What the task asks →
Repeat the whole listing below, word for word.

- - - -

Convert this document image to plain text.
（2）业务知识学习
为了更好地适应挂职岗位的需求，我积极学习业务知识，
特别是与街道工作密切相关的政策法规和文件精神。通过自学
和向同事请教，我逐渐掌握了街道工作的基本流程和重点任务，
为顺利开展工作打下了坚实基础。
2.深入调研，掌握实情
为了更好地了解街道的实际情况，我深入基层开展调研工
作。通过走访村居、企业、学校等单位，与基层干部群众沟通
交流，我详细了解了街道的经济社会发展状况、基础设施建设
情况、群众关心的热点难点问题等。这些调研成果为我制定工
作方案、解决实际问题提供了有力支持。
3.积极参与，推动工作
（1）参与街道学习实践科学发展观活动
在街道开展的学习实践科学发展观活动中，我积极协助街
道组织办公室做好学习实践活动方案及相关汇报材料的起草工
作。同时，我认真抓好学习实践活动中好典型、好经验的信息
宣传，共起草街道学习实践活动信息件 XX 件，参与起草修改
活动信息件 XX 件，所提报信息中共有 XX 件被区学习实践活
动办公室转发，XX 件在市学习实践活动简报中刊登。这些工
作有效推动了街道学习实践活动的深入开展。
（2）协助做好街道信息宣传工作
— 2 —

- - - -

Task solution →
Convert this document image to plain text.
（2）业务知识学习
为了更好地适应挂职岗位的需求，我积极学习业务知识，
特别是与街道工作密切相关的政策法规和文件精神。通过自学
和向同事请教，我逐渐掌握了街道工作的基本流程和重点任务，
为顺利开展工作打下了坚实基础。
2.深入调研，掌握实情
为了更好地了解街道的实际情况，我深入基层开展调研工
作。通过走访村居、企业、学校等单位，与基层干部群众沟通
交流，我详细了解了街道的经济社会发展状况、基础设施建设
情况、群众关心的热点难点问题等。这些调研成果为我制定工
作方案、解决实际问题提供了有力支持。
3.积极参与，推动工作
（1）参与街道学习实践科学发展观活动
在街道开展的学习实践科学发展观活动中，我积极协助街
道组织办公室做好学习实践活动方案及相关汇报材料的起草工
作。同时，我认真抓好学习实践活动中好典型、好经验的信息
宣传，共起草街道学习实践活动信息件 XX 件，参与起草修改
活动信息件 XX 件，所提报信息中共有 XX 件被区学习实践活
动办公室转发，XX 件在市学习实践活动简报中刊登。这些工
作有效推动了街道学习实践活动的深入开展。
（2）协助做好街道信息宣传工作
— 2 —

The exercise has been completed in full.